EXERCISE
Copy the article on grit from "by Ashley Glensor, Programs" to "in your organization." word for word.

READING TEXT
::::

Growing Grit: A Powerful Tool for High Performing Teams - Lancaster Chamber of Commerce
Growing Grit: A Powerful Tool for High Performing Teams
Chamber Updates, Leadercast

by Ashley Glensor, Programs & Marketing Specialist, Lancaster Chamber

Leadercast -The One Thing is only a few days away, featuring ten of world’s most influential and acclaimed leaders. Each speaker will share one specific aspect of leadership that makes a leader worth following. Leadercast is a fantastic opportunity to invest in the emerging leaders on your team and hear strategies that may shape how you lead in your organization.  

I, personally, am quite excited for Leadercast. Although only my second time attending Leadercast, I love learning and enjoy the post-event discussion that follows among the Lancaster Chamber team on the practical application of the topics shared.  

I am most looking forward to hearing from Angela Duckworth, one of the ten chosen for this year’s event. Angela’s best-selling book, Grit: The Power of Passion and Perseverance, released in 2016, provides data-driven insights into developing the perseverance and passion – grit – necessary for high achievement. I jumped at the opportunity to revisit Grit: The Power of Passion and Perseverance as Leadercast approaches, particularly at a time when we are emerging from the past two years feeling, perhaps, a little grittier than before.  

So, what drives our success in the face of seemingly insurmountable challenges? Angela’s premise is that grit, a culmination of passion and perseverance, is one of the top predictors of success, outweighing talent in significance. While talent is factored into the equation as a determinant of how quickly improvement can occur, effort – grit – is twice as valuable to developing productive skills.  

I think we could all agree that we’ve demonstrated remarkable levels of perseverance in navigating COVID-19, a tight labor market, and supply chain challenges, but how do we capture that short-term response, infuse our workplaces with passion, and transform it into high performance across our organizations? Angela Duckworth’s research points to several key practices to integrate into our workplaces: 

  • Cultivate a passionate workforce. Harvard Business Review writes, “People want to be passionate about what they do, and they want to be surrounded by people who are also passionate about what they do.” Utilize feedback from your employees to capitalize on their interests.

::::

(Bounding box prediction data)
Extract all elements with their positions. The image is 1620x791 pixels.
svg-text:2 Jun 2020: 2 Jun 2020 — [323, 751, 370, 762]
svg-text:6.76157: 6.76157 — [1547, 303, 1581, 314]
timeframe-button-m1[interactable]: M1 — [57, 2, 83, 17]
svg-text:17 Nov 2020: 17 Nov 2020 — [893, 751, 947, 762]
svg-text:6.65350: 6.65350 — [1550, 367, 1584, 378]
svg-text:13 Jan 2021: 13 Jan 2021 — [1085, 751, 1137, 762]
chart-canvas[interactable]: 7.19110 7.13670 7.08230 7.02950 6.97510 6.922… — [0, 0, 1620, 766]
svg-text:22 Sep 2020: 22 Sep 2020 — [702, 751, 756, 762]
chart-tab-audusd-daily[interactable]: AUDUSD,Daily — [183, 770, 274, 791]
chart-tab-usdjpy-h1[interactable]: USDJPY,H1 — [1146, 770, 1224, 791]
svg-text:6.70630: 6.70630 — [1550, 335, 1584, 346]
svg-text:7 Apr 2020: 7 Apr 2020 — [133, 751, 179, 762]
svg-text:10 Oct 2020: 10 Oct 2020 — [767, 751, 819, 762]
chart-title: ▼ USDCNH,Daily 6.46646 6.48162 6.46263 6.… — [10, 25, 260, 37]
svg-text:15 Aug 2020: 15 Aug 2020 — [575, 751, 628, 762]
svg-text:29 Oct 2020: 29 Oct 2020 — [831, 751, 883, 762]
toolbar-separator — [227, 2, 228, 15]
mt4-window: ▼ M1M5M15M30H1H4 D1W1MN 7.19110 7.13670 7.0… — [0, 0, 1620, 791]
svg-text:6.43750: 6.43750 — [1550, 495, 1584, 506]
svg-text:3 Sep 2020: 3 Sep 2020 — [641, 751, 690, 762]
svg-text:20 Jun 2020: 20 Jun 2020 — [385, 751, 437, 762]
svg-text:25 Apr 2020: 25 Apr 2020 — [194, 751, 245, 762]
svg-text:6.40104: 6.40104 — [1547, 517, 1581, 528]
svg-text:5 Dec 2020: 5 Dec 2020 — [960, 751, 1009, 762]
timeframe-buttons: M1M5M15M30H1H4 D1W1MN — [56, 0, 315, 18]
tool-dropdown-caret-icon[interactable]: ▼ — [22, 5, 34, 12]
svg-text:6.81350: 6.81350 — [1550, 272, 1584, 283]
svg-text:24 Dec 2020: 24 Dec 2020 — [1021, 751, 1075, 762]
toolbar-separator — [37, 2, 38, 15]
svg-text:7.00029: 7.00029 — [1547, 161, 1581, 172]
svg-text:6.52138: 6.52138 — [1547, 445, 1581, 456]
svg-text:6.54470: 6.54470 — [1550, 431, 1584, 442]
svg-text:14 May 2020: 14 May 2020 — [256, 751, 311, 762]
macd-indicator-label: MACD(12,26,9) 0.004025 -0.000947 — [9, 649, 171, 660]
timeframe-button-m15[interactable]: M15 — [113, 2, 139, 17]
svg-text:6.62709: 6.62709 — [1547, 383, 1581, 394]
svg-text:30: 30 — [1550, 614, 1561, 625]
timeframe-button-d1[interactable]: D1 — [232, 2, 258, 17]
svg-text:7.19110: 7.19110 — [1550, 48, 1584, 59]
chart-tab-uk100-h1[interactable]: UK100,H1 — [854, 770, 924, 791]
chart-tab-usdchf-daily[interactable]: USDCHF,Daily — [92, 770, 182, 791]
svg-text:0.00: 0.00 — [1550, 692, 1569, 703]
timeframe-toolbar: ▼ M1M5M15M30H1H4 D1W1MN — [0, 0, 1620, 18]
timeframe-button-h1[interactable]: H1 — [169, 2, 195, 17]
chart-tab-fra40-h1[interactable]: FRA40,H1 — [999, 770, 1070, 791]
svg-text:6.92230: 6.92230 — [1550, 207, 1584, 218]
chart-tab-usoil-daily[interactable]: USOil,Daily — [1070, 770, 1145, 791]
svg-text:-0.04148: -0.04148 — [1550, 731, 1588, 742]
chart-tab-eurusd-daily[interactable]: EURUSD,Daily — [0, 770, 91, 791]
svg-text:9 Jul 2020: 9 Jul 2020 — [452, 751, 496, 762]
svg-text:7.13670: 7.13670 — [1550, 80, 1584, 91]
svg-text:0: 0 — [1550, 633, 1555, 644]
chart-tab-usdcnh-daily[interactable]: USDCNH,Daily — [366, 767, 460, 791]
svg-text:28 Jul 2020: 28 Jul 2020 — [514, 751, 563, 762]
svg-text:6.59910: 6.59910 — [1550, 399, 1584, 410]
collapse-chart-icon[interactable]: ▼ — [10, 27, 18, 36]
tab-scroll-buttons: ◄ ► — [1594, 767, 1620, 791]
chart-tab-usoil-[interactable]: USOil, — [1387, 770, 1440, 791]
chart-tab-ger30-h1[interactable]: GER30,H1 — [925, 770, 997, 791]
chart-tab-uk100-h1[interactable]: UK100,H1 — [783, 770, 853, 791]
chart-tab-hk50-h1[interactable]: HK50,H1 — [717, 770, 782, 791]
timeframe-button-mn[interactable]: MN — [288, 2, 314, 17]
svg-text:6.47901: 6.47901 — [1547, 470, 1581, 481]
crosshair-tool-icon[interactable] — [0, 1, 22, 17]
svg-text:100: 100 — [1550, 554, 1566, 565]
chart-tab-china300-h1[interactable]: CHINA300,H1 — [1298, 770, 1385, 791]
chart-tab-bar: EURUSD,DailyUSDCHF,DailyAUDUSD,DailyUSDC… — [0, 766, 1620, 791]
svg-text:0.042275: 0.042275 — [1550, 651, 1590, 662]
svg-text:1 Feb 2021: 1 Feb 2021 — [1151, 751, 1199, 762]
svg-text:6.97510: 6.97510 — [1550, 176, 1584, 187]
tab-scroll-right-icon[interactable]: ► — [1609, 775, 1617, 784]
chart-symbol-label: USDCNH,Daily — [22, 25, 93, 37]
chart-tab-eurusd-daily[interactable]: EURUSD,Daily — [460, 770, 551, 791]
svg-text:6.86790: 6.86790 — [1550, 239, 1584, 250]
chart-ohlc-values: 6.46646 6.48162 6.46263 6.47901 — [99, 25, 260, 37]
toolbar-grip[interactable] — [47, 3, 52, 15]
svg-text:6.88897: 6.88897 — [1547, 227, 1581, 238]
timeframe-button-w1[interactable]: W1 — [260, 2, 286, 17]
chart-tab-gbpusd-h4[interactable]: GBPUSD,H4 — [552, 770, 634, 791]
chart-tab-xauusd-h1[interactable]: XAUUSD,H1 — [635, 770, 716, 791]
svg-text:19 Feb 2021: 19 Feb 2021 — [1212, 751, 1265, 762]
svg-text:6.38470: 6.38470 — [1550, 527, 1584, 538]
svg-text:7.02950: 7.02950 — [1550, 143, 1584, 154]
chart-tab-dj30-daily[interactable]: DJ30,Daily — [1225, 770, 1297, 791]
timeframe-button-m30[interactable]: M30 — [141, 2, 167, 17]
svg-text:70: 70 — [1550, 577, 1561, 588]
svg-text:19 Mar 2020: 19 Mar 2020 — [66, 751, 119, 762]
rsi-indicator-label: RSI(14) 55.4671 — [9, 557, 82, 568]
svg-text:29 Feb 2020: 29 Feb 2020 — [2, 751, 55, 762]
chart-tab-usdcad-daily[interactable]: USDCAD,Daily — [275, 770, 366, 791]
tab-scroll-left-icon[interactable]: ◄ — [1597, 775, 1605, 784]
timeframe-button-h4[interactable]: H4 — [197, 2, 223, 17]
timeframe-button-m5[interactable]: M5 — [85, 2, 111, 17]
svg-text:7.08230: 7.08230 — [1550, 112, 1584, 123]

::::

RESPONSE TO THIS TASK
by Ashley Glensor, Programs & Marketing Specialist, Lancaster Chamber

Leadercast -The One Thing is only a few days away, featuring ten of world’s most influential and acclaimed leaders. Each speaker will share one specific aspect of leadership that makes a leader worth following. Leadercast is a fantastic opportunity to invest in the emerging leaders on your team and hear strategies that may shape how you lead in your organization.